[Collected data]
○ ○ ○ ○ ○ ○ ○

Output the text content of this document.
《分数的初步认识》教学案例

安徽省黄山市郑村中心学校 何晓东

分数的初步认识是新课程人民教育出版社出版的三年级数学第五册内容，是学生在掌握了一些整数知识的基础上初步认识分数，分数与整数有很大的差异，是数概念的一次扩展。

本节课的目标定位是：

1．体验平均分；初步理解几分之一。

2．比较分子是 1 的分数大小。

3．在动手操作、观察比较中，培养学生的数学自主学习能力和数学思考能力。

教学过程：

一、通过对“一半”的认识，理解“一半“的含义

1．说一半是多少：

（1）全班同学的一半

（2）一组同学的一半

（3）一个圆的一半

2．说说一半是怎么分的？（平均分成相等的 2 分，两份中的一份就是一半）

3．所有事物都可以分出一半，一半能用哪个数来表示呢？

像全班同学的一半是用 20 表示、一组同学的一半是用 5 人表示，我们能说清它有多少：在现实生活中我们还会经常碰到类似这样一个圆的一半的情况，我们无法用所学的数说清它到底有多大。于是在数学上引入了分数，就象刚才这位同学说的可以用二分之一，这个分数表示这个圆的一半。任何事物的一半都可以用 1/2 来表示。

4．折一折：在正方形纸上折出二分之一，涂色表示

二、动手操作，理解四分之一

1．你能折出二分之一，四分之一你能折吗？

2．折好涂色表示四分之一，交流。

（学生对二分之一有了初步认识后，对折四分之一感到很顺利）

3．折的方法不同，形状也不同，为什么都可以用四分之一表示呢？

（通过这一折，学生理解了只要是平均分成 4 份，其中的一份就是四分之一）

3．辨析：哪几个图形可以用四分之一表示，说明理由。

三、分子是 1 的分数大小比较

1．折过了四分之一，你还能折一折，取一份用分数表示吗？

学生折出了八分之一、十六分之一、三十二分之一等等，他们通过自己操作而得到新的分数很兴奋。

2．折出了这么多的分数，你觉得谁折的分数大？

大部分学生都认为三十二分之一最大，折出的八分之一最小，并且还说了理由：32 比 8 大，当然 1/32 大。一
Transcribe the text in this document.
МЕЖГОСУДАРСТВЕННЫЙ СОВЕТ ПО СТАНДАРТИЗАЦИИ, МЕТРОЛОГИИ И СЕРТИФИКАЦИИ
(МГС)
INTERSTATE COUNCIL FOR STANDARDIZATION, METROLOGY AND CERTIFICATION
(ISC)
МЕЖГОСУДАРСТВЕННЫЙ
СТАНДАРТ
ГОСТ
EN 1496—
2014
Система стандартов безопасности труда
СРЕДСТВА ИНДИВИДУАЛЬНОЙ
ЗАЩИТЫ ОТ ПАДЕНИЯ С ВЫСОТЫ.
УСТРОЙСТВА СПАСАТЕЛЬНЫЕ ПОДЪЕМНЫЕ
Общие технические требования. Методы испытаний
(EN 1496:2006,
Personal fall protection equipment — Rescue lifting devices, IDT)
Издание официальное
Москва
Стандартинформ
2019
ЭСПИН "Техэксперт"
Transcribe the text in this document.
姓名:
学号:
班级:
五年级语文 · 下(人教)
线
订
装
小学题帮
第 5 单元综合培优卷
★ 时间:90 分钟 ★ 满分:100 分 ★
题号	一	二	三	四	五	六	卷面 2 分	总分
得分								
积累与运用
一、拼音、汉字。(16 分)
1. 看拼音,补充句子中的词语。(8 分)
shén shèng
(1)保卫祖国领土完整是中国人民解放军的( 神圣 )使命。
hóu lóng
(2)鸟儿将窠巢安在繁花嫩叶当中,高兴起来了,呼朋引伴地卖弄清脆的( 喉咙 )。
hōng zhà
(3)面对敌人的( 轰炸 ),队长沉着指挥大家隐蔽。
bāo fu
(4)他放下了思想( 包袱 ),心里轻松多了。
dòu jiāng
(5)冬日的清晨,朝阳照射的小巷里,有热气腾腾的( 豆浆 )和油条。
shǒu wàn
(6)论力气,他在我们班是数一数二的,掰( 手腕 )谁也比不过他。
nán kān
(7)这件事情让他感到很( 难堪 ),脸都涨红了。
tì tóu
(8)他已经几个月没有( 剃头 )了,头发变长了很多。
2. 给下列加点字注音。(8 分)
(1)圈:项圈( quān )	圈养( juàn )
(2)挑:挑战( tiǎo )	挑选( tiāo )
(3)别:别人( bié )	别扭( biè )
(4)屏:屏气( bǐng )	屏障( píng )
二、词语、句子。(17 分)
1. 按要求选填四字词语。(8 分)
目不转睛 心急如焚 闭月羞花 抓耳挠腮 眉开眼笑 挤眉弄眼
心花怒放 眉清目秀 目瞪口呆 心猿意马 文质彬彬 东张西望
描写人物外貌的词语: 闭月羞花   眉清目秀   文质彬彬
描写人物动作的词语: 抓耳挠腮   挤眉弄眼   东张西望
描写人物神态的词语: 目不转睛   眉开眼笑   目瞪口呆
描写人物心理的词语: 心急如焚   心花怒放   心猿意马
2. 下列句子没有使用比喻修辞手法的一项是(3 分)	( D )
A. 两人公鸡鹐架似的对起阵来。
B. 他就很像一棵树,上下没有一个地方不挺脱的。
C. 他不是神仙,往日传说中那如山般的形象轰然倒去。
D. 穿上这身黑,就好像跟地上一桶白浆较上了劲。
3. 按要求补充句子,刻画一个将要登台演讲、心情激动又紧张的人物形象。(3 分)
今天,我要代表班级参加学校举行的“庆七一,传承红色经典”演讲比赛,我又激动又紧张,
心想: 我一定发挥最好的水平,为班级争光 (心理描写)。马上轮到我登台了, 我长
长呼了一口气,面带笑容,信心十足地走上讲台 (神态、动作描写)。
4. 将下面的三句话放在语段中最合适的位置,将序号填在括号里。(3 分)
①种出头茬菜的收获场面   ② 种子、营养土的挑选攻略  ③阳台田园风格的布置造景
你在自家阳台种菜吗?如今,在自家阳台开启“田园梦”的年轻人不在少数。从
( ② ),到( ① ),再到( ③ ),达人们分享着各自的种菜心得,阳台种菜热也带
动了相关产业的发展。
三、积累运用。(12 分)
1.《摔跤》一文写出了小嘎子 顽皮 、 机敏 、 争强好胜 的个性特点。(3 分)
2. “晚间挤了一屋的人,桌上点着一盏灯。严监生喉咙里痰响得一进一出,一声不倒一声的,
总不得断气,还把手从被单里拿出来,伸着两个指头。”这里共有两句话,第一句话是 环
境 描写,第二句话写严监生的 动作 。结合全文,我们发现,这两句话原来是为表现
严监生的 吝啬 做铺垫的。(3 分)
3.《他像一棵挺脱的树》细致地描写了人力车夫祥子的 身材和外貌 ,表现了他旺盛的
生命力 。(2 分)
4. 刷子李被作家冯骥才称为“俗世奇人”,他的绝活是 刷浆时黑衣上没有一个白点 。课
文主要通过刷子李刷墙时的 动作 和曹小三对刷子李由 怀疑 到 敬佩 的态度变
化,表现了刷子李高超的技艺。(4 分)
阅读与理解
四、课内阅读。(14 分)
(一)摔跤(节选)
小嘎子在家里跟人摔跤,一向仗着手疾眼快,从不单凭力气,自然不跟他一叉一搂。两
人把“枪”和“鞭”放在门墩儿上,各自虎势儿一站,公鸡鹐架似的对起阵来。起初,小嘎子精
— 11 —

○ ○ ○ ○ ○ ○ ○

Repeat the listing exactly, from its first line to its last.

Output the text content of this document.
《分数的初步认识》教学案例

安徽省黄山市郑村中心学校 何晓东

分数的初步认识是新课程人民教育出版社出版的三年级数学第五册内容，是学生在掌握了一些整数知识的基础上初步认识分数，分数与整数有很大的差异，是数概念的一次扩展。

本节课的目标定位是：

1．体验平均分；初步理解几分之一。

2．比较分子是 1 的分数大小。

3．在动手操作、观察比较中，培养学生的数学自主学习能力和数学思考能力。

教学过程：

一、通过对“一半”的认识，理解“一半“的含义

1．说一半是多少：

（1）全班同学的一半

（2）一组同学的一半

（3）一个圆的一半

2．说说一半是怎么分的？（平均分成相等的 2 分，两份中的一份就是一半）

3．所有事物都可以分出一半，一半能用哪个数来表示呢？

像全班同学的一半是用 20 表示、一组同学的一半是用 5 人表示，我们能说清它有多少：在现实生活中我们还会经常碰到类似这样一个圆的一半的情况，我们无法用所学的数说清它到底有多大。于是在数学上引入了分数，就象刚才这位同学说的可以用二分之一，这个分数表示这个圆的一半。任何事物的一半都可以用 1/2 来表示。

4．折一折：在正方形纸上折出二分之一，涂色表示

二、动手操作，理解四分之一

1．你能折出二分之一，四分之一你能折吗？

2．折好涂色表示四分之一，交流。

（学生对二分之一有了初步认识后，对折四分之一感到很顺利）

3．折的方法不同，形状也不同，为什么都可以用四分之一表示呢？

（通过这一折，学生理解了只要是平均分成 4 份，其中的一份就是四分之一）

3．辨析：哪几个图形可以用四分之一表示，说明理由。

三、分子是 1 的分数大小比较

1．折过了四分之一，你还能折一折，取一份用分数表示吗？

学生折出了八分之一、十六分之一、三十二分之一等等，他们通过自己操作而得到新的分数很兴奋。

2．折出了这么多的分数，你觉得谁折的分数大？

大部分学生都认为三十二分之一最大，折出的八分之一最小，并且还说了理由：32 比 8 大，当然 1/32 大。一
Transcribe the text in this document.
МЕЖГОСУДАРСТВЕННЫЙ СОВЕТ ПО СТАНДАРТИЗАЦИИ, МЕТРОЛОГИИ И СЕРТИФИКАЦИИ
(МГС)
INTERSTATE COUNCIL FOR STANDARDIZATION, METROLOGY AND CERTIFICATION
(ISC)
МЕЖГОСУДАРСТВЕННЫЙ
СТАНДАРТ
ГОСТ
EN 1496—
2014
Система стандартов безопасности труда
СРЕДСТВА ИНДИВИДУАЛЬНОЙ
ЗАЩИТЫ ОТ ПАДЕНИЯ С ВЫСОТЫ.
УСТРОЙСТВА СПАСАТЕЛЬНЫЕ ПОДЪЕМНЫЕ
Общие технические требования. Методы испытаний
(EN 1496:2006,
Personal fall protection equipment — Rescue lifting devices, IDT)
Издание официальное
Москва
Стандартинформ
2019
ЭСПИН "Техэксперт"
Transcribe the text in this document.
姓名:
学号:
班级:
五年级语文 · 下(人教)
线
订
装
小学题帮
第 5 单元综合培优卷
★ 时间:90 分钟 ★ 满分:100 分 ★
题号	一	二	三	四	五	六	卷面 2 分	总分
得分								
积累与运用
一、拼音、汉字。(16 分)
1. 看拼音,补充句子中的词语。(8 分)
shén shèng
(1)保卫祖国领土完整是中国人民解放军的( 神圣 )使命。
hóu lóng
(2)鸟儿将窠巢安在繁花嫩叶当中,高兴起来了,呼朋引伴地卖弄清脆的( 喉咙 )。
hōng zhà
(3)面对敌人的( 轰炸 ),队长沉着指挥大家隐蔽。
bāo fu
(4)他放下了思想( 包袱 ),心里轻松多了。
dòu jiāng
(5)冬日的清晨,朝阳照射的小巷里,有热气腾腾的( 豆浆 )和油条。
shǒu wàn
(6)论力气,他在我们班是数一数二的,掰( 手腕 )谁也比不过他。
nán kān
(7)这件事情让他感到很( 难堪 ),脸都涨红了。
tì tóu
(8)他已经几个月没有( 剃头 )了,头发变长了很多。
2. 给下列加点字注音。(8 分)
(1)圈:项圈( quān )	圈养( juàn )
(2)挑:挑战( tiǎo )	挑选( tiāo )
(3)别:别人( bié )	别扭( biè )
(4)屏:屏气( bǐng )	屏障( píng )
二、词语、句子。(17 分)
1. 按要求选填四字词语。(8 分)
目不转睛 心急如焚 闭月羞花 抓耳挠腮 眉开眼笑 挤眉弄眼
心花怒放 眉清目秀 目瞪口呆 心猿意马 文质彬彬 东张西望
描写人物外貌的词语: 闭月羞花   眉清目秀   文质彬彬
描写人物动作的词语: 抓耳挠腮   挤眉弄眼   东张西望
描写人物神态的词语: 目不转睛   眉开眼笑   目瞪口呆
描写人物心理的词语: 心急如焚   心花怒放   心猿意马
2. 下列句子没有使用比喻修辞手法的一项是(3 分)	( D )
A. 两人公鸡鹐架似的对起阵来。
B. 他就很像一棵树,上下没有一个地方不挺脱的。
C. 他不是神仙,往日传说中那如山般的形象轰然倒去。
D. 穿上这身黑,就好像跟地上一桶白浆较上了劲。
3. 按要求补充句子,刻画一个将要登台演讲、心情激动又紧张的人物形象。(3 分)
今天,我要代表班级参加学校举行的“庆七一,传承红色经典”演讲比赛,我又激动又紧张,
心想: 我一定发挥最好的水平,为班级争光 (心理描写)。马上轮到我登台了, 我长
长呼了一口气,面带笑容,信心十足地走上讲台 (神态、动作描写)。
4. 将下面的三句话放在语段中最合适的位置,将序号填在括号里。(3 分)
①种出头茬菜的收获场面   ② 种子、营养土的挑选攻略  ③阳台田园风格的布置造景
你在自家阳台种菜吗?如今,在自家阳台开启“田园梦”的年轻人不在少数。从
( ② ),到( ① ),再到( ③ ),达人们分享着各自的种菜心得,阳台种菜热也带
动了相关产业的发展。
三、积累运用。(12 分)
1.《摔跤》一文写出了小嘎子 顽皮 、 机敏 、 争强好胜 的个性特点。(3 分)
2. “晚间挤了一屋的人,桌上点着一盏灯。严监生喉咙里痰响得一进一出,一声不倒一声的,
总不得断气,还把手从被单里拿出来,伸着两个指头。”这里共有两句话,第一句话是 环
境 描写,第二句话写严监生的 动作 。结合全文,我们发现,这两句话原来是为表现
严监生的 吝啬 做铺垫的。(3 分)
3.《他像一棵挺脱的树》细致地描写了人力车夫祥子的 身材和外貌 ,表现了他旺盛的
生命力 。(2 分)
4. 刷子李被作家冯骥才称为“俗世奇人”,他的绝活是 刷浆时黑衣上没有一个白点 。课
文主要通过刷子李刷墙时的 动作 和曹小三对刷子李由 怀疑 到 敬佩 的态度变
化,表现了刷子李高超的技艺。(4 分)
阅读与理解
四、课内阅读。(14 分)
(一)摔跤(节选)
小嘎子在家里跟人摔跤,一向仗着手疾眼快,从不单凭力气,自然不跟他一叉一搂。两
人把“枪”和“鞭”放在门墩儿上,各自虎势儿一站,公鸡鹐架似的对起阵来。起初,小嘎子精
— 11 —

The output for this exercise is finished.